── TASK MATERIAL

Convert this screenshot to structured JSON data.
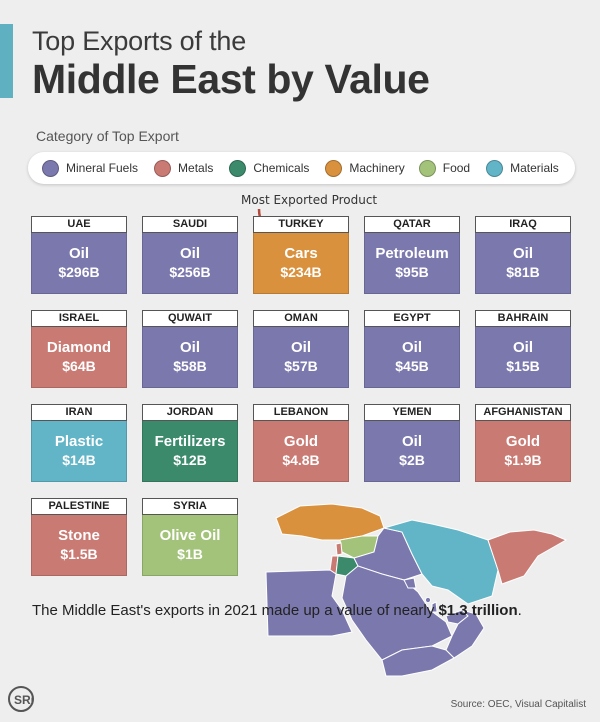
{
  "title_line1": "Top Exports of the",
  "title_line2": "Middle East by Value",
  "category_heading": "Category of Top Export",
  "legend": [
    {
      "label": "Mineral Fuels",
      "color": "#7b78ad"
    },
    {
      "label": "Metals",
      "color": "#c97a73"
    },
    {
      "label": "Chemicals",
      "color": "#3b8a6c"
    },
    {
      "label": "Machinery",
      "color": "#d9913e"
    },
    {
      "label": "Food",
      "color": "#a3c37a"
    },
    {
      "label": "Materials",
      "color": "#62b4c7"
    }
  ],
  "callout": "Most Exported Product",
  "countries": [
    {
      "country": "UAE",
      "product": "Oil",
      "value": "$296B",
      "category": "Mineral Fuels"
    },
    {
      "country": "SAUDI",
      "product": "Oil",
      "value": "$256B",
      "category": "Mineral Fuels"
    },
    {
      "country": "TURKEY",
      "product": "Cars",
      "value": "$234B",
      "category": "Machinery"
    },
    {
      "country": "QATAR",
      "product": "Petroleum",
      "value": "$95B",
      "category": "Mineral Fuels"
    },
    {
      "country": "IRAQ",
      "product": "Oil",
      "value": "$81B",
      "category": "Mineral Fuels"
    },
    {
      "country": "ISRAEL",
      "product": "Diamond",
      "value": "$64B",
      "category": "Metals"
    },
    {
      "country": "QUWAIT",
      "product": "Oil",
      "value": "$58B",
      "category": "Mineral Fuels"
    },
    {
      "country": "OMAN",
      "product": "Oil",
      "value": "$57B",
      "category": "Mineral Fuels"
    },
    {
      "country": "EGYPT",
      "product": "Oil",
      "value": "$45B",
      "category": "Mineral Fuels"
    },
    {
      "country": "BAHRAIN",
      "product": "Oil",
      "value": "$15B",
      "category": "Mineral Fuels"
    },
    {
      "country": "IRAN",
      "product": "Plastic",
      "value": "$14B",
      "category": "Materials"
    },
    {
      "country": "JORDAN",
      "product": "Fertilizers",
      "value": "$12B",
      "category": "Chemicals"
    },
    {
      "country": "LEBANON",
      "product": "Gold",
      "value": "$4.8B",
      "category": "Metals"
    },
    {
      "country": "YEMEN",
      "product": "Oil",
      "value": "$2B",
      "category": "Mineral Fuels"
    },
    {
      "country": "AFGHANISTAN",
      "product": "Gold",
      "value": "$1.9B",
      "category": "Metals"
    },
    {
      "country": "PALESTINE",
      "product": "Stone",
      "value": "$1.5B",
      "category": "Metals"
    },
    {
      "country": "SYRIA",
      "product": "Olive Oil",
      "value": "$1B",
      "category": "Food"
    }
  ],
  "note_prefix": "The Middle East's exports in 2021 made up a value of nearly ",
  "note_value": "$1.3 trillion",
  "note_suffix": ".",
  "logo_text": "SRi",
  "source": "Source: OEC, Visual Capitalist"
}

────
── TASK MATERIAL

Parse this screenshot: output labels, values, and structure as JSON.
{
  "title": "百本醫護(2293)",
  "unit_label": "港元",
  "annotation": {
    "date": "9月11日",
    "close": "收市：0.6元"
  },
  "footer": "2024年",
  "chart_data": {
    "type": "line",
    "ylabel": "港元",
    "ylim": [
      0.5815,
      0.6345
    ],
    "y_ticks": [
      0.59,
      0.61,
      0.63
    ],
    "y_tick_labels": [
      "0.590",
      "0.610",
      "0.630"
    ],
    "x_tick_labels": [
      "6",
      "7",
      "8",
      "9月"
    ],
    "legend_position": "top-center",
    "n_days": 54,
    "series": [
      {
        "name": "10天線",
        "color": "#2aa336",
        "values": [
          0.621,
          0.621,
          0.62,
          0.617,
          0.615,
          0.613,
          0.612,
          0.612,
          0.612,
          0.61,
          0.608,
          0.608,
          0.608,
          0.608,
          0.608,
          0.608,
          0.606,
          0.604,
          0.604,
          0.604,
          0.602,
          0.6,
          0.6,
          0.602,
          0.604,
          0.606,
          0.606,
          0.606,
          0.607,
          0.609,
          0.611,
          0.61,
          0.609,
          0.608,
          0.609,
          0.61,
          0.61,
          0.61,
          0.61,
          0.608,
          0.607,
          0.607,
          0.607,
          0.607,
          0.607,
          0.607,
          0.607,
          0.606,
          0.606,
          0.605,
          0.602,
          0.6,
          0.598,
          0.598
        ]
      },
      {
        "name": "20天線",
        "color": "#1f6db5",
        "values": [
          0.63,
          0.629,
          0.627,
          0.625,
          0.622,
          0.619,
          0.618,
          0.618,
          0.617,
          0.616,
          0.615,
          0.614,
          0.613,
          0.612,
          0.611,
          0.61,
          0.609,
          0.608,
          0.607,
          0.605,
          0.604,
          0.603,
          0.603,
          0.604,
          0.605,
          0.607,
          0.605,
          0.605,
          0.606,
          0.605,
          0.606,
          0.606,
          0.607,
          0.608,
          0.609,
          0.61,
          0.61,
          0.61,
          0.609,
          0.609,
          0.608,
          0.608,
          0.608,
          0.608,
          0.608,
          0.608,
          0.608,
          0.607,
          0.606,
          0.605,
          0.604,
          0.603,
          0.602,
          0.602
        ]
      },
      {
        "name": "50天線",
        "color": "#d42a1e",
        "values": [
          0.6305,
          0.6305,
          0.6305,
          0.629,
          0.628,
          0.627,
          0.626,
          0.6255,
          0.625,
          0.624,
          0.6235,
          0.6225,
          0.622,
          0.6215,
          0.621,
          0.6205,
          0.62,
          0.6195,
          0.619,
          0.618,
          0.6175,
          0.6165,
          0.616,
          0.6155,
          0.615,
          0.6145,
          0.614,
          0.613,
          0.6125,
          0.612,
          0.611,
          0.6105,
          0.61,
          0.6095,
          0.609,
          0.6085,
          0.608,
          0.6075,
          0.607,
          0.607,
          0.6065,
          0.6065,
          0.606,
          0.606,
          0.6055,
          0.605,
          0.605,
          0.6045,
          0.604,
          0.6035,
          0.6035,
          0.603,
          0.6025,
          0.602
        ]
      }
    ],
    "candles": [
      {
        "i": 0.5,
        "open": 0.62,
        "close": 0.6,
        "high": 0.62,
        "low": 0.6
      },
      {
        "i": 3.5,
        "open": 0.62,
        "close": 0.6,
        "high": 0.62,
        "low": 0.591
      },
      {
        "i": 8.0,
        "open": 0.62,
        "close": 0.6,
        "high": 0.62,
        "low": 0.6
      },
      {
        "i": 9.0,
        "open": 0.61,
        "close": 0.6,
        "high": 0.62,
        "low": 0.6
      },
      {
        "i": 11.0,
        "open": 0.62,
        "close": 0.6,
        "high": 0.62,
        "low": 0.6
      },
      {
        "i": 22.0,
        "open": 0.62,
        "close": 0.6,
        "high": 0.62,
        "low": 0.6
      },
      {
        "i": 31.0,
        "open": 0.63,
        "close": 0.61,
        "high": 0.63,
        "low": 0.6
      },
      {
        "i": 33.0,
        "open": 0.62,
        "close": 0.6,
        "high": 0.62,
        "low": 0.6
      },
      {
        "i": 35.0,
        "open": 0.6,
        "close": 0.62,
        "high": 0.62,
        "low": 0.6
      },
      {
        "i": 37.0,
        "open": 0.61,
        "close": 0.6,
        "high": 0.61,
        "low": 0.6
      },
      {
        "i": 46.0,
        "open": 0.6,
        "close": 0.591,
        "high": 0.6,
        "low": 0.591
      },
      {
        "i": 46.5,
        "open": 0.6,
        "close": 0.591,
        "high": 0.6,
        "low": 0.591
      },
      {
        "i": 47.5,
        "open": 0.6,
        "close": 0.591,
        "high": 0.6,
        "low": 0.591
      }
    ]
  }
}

────

◆ DO THIS
Look through the entries and find each line that has the string "Middle". Copy those lines.

◆ FINISHED EXERCISE
  "title_line2": "Middle East by Value",
  "note_prefix": "The Middle East's exports in 2021 made up a value of nearly ",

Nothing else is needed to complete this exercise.